> _Document passage_
The constraint Cumulative is useful when a resource of limited quantity must be shared for achieving several tasks. For example, in a scheduling context where several tasks require some specific quantities of a single resource, the cumulative constraint imposes that a strict limit on the total consumption of the resource is never exceeded at each point of a time line. The tasks may overlap but their cumulative resource consumption must never exceed the limit.

In the following figure, five tasks (some of them overlapping) are scheduled while never exceeding the capacity (5) of the resource. The interested reader can check that there is no better scheduling scenario, that is to say, a way of scheduling the five tasks in less than 7 time units. Cumulative

Below, we give some illustrations of the constraint Cumulative.

To see how this constraint works, we need first to import the library PyCSP$^3$:

from pycsp3 import *

For our illustration, we introduce an array $x$ of 5 variables, each one with 0..7 as domain. These variables will correspond to the starting times of 5 tasks.

# x[i] is the starting time of the ith task
x = VarArray(size=5, dom=range(8))

We can display (the structure of) the array as well as the domains of the variables.

print("Array of variable x: ", x)
print("Domain of any variable: ", x[0].dom)

> _Recorded information_
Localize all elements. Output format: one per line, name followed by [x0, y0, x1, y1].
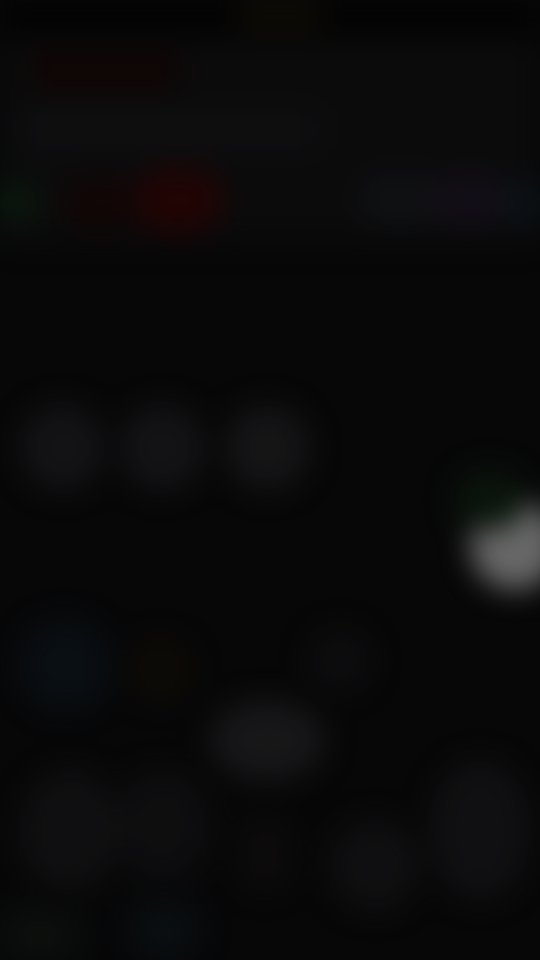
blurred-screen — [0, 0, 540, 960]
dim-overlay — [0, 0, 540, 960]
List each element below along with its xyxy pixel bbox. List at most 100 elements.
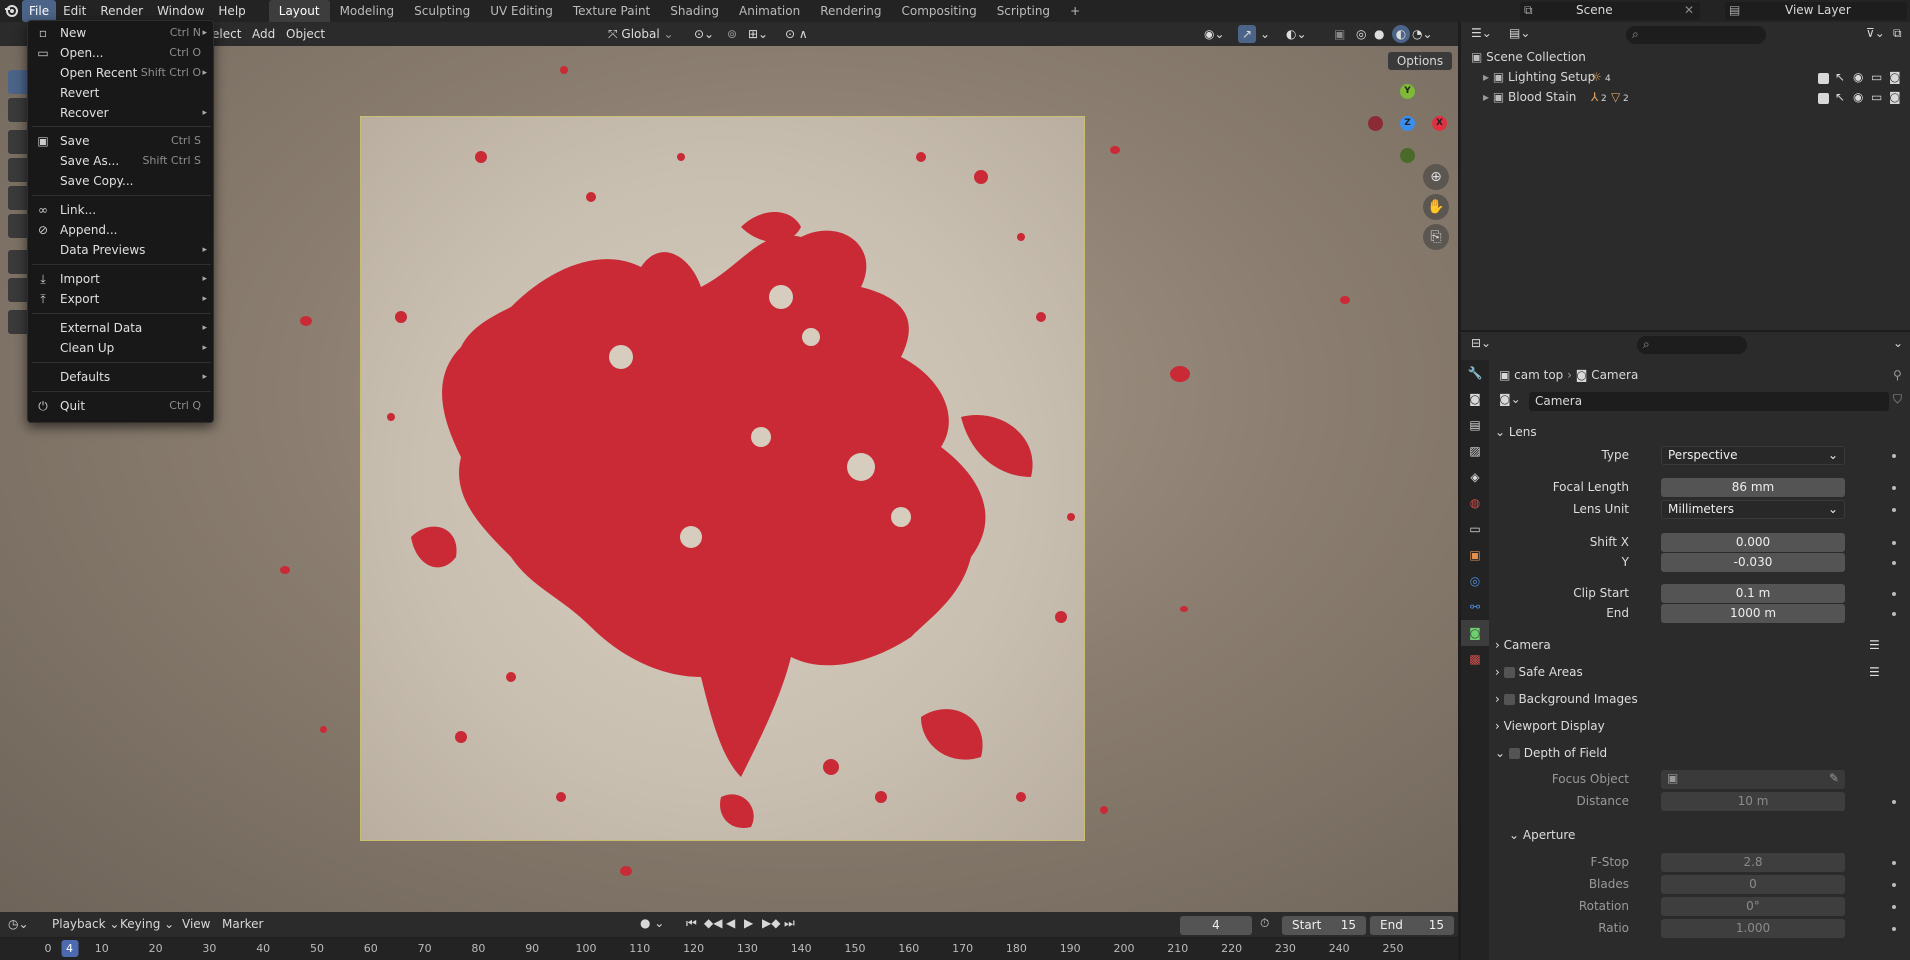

> _Direction_
Please continue the passage on the Cumulative constraint in PyCSP$^3$ from its last line, not the listing.

> _Solved problem_
Array of variable x:  [x[0], x[1], x[2], x[3], x[4]]
Domain of any variable:  0..7

A first way of posting a constraint Cumulative is to call the function Cumulative() with three named parameters origins, lengths and heights (and possibly, ends). For our illustration, this gives:

satisfy(
    Cumulative(origins=x, lengths=[3,2,2,4,2], heights=[3,2,2,2,3]) <= 5
);

We can display the internal representation of the posted constraint; this way, although a little bit technical, we can see that the arguments to the constraint are correct (note that ‘le’ stands for (less than or equal to’).

print(posted())
cumulative(origins:[x[0], x[1], x[2], x[3], x[4]], lengths:[3, 2, 2, 4, 2], heights:[3, 2, 2, 2, 3], condition:(le,5))

By calling the function solve(), we can check that the problem (actually, the single constraint) is satisfiable (SAT). We can also print the values assigned to the variables in the found solution; we can call the function values().

if solve() is SAT:
    print("Solution: ", values(x))
Solution:  [0, 0, 2, 3, 4]

We can count the number of solutions (supports) to this constraint.

if solve(sols=ALL) is SAT:
    print("Number of solutions: ", n_solutions())
Number of solutions:  5760

Using the named Parameter tasks

Instead of using the named parameters origins, lengths and heights (and possibly, ends), one can use a unique named parameter called tasks. Its value must be a list of 3-tuple or 4-tuple, indicating for each task, the origin, the length, and the height of the task.

To illustrate it, we need first to discard the last posted constraint.

unpost()

We can check that there are no more constraints:

print(posted())
[]

We post the same constraint as above, by using tasks:

lengths = [3,2,2,4,2]
heights = [3,2,2,2,3]

satisfy(
    Cumulative(tasks=[(x[i],lengths[i],heights[i]) for i in range(5)]) <= 5
);

We can observe that the very same constraint has been posted.

print(posted())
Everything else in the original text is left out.